====== Provided information
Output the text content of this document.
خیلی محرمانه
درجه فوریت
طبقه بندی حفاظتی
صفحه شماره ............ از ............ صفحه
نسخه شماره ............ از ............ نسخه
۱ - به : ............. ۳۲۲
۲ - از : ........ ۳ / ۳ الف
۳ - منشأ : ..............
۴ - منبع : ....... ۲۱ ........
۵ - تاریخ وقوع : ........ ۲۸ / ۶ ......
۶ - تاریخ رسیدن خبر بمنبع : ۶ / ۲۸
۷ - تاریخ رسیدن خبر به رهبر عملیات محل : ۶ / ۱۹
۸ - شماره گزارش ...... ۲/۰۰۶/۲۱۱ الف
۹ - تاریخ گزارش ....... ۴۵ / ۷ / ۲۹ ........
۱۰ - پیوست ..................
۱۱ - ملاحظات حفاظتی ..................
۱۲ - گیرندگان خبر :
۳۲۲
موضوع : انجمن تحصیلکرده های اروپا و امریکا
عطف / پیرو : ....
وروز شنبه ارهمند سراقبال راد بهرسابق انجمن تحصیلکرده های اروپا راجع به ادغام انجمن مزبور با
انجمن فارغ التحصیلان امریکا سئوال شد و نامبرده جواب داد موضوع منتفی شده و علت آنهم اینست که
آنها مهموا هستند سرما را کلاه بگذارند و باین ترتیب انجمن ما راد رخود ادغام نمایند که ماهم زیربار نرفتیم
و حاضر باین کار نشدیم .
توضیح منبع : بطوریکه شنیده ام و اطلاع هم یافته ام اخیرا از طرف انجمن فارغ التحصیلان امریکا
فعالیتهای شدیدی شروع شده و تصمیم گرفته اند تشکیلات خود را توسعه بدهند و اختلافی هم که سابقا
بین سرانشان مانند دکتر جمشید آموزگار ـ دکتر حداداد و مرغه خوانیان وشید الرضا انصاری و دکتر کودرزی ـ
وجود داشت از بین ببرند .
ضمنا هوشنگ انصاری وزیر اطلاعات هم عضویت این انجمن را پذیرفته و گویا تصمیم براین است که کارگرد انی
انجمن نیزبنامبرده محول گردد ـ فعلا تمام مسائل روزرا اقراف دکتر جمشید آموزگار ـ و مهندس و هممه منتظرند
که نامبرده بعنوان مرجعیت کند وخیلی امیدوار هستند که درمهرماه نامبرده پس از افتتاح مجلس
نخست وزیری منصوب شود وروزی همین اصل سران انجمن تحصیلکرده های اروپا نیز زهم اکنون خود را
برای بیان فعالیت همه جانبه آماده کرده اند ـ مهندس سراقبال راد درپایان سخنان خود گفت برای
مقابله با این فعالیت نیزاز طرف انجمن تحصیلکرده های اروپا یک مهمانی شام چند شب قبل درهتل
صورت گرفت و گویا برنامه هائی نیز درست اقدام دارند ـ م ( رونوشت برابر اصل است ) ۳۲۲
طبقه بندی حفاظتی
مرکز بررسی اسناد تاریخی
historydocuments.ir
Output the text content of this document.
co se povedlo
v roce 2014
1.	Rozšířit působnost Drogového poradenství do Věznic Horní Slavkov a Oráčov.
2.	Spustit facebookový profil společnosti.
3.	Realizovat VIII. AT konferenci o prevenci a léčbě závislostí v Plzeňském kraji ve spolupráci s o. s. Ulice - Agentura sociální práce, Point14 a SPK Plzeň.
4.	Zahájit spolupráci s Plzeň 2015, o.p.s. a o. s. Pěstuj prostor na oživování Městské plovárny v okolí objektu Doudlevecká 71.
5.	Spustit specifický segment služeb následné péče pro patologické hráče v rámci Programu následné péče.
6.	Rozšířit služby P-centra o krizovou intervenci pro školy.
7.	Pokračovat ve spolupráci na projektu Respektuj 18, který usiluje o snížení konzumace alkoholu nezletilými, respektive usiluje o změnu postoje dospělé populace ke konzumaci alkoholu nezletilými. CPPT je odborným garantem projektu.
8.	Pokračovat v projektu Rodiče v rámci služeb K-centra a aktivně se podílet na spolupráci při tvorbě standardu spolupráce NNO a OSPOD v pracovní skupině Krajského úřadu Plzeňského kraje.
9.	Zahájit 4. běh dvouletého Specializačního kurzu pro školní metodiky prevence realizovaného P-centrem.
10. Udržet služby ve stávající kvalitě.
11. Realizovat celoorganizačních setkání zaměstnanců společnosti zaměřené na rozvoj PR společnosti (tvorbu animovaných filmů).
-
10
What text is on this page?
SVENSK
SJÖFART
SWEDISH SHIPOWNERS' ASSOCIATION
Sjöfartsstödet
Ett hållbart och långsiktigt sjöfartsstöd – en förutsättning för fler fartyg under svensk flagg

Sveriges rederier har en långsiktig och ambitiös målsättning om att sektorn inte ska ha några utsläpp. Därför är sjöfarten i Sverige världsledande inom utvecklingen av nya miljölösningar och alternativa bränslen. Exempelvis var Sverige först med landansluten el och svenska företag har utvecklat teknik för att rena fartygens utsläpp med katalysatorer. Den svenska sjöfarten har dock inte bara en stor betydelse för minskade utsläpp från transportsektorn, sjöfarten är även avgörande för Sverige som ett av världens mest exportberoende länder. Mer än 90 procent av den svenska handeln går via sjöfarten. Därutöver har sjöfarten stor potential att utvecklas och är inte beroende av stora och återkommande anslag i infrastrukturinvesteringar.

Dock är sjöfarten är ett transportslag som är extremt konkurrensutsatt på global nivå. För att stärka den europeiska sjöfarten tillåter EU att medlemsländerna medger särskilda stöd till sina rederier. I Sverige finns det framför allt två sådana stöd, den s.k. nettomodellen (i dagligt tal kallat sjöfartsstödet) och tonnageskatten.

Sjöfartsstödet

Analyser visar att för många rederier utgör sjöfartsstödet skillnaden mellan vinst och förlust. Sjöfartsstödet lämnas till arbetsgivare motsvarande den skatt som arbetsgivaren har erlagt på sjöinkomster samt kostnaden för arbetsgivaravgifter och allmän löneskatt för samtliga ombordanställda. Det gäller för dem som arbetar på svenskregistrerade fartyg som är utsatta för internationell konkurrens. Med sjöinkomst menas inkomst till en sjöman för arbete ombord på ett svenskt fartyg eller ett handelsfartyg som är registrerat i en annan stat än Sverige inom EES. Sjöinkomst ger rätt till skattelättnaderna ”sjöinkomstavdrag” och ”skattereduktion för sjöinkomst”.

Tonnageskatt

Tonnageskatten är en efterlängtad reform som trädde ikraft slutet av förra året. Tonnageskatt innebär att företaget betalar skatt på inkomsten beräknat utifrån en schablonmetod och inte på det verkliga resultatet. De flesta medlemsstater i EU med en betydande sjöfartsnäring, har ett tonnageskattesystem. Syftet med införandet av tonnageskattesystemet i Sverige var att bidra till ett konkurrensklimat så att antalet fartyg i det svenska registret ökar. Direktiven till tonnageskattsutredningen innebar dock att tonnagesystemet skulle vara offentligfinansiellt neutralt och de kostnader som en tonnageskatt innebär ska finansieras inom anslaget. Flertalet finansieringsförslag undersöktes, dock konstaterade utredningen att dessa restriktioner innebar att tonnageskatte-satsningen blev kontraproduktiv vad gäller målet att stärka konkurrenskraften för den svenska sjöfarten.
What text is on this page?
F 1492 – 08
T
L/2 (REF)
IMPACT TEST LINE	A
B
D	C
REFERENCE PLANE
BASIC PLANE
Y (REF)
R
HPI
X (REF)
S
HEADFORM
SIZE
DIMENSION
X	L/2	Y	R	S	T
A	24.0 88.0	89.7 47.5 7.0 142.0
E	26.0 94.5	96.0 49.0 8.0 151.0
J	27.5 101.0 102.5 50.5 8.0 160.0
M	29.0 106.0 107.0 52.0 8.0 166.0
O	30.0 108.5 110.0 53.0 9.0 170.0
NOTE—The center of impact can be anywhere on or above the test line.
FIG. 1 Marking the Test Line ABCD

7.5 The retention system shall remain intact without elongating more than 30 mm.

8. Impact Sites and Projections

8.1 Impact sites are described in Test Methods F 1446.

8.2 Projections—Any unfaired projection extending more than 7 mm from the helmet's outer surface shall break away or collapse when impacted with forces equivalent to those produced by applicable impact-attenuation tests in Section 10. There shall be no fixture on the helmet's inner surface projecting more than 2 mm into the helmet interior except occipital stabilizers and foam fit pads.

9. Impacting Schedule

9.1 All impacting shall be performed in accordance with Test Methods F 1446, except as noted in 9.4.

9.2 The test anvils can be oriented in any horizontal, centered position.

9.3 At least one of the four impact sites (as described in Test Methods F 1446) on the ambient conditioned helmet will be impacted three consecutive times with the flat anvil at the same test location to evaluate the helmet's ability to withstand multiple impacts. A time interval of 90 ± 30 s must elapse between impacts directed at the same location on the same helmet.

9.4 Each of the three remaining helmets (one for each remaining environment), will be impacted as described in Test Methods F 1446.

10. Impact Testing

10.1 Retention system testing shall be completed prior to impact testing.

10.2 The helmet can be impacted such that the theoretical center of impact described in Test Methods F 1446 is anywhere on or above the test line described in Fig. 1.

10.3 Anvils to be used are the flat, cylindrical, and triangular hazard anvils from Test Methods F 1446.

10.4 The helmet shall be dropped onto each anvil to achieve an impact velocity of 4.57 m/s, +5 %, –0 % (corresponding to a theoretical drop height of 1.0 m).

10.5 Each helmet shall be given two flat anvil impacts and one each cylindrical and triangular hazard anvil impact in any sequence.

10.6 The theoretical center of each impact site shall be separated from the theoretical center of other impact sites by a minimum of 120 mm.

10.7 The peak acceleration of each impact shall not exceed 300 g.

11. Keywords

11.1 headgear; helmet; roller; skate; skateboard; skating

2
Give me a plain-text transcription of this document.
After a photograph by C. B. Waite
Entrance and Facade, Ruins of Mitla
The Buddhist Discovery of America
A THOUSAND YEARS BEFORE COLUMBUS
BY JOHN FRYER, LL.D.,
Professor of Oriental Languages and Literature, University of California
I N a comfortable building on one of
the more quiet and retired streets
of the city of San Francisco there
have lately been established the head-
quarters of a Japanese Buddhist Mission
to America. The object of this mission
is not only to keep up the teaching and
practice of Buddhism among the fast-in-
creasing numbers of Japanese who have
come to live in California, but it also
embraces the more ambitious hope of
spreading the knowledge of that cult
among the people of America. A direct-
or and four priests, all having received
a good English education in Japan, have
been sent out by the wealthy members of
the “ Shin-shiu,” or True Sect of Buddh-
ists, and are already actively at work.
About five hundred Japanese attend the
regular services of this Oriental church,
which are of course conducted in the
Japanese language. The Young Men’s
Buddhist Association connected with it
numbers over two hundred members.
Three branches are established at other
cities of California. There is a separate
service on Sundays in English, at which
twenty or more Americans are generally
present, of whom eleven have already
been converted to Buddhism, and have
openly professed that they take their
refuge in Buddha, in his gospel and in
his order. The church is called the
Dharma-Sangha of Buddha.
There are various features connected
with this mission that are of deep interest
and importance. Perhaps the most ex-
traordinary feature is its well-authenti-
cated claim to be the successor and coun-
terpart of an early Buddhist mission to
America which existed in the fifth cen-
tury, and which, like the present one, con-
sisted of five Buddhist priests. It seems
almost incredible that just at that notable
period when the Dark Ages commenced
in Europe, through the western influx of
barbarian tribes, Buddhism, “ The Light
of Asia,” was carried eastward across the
============
Copy out the lines from the line containing "Give me a plain-text" to the end of the listing above, without alteration.

Finished answer:
Give me a plain-text transcription of this document.
After a photograph by C. B. Waite
Entrance and Facade, Ruins of Mitla
The Buddhist Discovery of America
A THOUSAND YEARS BEFORE COLUMBUS
BY JOHN FRYER, LL.D.,
Professor of Oriental Languages and Literature, University of California
I N a comfortable building on one of
the more quiet and retired streets
of the city of San Francisco there
have lately been established the head-
quarters of a Japanese Buddhist Mission
to America. The object of this mission
is not only to keep up the teaching and
practice of Buddhism among the fast-in-
creasing numbers of Japanese who have
come to live in California, but it also
embraces the more ambitious hope of
spreading the knowledge of that cult
among the people of America. A direct-
or and four priests, all having received
a good English education in Japan, have
been sent out by the wealthy members of
the “ Shin-shiu,” or True Sect of Buddh-
ists, and are already actively at work.
About five hundred Japanese attend the
regular services of this Oriental church,
which are of course conducted in the
Japanese language. The Young Men’s
Buddhist Association connected with it
numbers over two hundred members.
Three branches are established at other
cities of California. There is a separate
service on Sundays in English, at which
twenty or more Americans are generally
present, of whom eleven have already
been converted to Buddhism, and have
openly professed that they take their
refuge in Buddha, in his gospel and in
his order. The church is called the
Dharma-Sangha of Buddha.
There are various features connected
with this mission that are of deep interest
and importance. Perhaps the most ex-
traordinary feature is its well-authenti-
cated claim to be the successor and coun-
terpart of an early Buddhist mission to
America which existed in the fifth cen-
tury, and which, like the present one, con-
sisted of five Buddhist priests. It seems
almost incredible that just at that notable
period when the Dark Ages commenced
in Europe, through the western influx of
barbarian tribes, Buddhism, “ The Light
of Asia,” was carried eastward across the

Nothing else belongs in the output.